Note each line that includes the word "page". Copy those lines.

(Saved entries)
==*==

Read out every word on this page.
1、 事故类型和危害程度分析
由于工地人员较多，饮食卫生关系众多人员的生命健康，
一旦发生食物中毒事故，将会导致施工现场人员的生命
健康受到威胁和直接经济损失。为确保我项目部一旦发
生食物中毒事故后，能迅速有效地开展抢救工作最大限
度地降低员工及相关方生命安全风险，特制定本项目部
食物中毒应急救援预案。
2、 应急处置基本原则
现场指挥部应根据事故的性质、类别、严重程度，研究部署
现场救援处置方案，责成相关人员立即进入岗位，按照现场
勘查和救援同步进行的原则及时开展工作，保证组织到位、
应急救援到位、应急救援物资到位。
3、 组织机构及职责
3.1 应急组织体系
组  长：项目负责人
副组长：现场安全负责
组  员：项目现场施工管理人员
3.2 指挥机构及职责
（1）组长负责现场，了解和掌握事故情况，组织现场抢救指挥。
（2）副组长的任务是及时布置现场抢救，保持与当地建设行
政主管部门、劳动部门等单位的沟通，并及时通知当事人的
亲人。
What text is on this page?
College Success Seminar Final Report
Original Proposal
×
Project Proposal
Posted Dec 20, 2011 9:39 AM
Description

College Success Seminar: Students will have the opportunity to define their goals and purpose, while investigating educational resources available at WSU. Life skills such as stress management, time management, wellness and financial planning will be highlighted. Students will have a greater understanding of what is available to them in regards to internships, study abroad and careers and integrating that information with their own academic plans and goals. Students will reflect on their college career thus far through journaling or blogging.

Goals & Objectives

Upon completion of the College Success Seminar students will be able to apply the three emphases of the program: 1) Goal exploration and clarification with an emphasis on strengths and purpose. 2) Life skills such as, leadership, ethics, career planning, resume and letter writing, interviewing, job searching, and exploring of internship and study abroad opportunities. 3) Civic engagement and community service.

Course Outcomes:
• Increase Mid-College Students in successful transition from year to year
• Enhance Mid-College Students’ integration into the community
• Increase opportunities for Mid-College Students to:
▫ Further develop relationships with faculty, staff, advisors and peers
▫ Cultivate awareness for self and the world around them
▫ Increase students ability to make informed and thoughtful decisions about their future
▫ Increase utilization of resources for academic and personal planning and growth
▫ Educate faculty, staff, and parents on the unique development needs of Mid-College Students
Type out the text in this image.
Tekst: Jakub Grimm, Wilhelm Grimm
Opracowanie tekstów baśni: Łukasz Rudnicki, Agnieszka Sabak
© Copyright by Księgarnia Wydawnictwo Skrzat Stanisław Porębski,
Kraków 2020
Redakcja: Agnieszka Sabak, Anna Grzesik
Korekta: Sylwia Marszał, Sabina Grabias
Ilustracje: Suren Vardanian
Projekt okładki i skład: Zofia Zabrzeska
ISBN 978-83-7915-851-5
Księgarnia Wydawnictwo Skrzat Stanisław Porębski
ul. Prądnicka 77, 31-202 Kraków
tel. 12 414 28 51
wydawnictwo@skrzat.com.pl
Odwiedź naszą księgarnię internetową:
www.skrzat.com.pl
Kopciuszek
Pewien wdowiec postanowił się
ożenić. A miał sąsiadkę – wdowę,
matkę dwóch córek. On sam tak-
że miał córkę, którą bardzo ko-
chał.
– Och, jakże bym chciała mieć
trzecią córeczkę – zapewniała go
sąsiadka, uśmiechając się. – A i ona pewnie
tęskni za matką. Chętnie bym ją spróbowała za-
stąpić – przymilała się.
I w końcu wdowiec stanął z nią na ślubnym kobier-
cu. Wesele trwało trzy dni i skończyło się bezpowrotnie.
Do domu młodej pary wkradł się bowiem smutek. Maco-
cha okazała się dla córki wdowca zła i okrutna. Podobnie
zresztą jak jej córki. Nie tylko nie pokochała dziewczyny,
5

==*==

Result:
Read out every word on this page.
What text is on this page?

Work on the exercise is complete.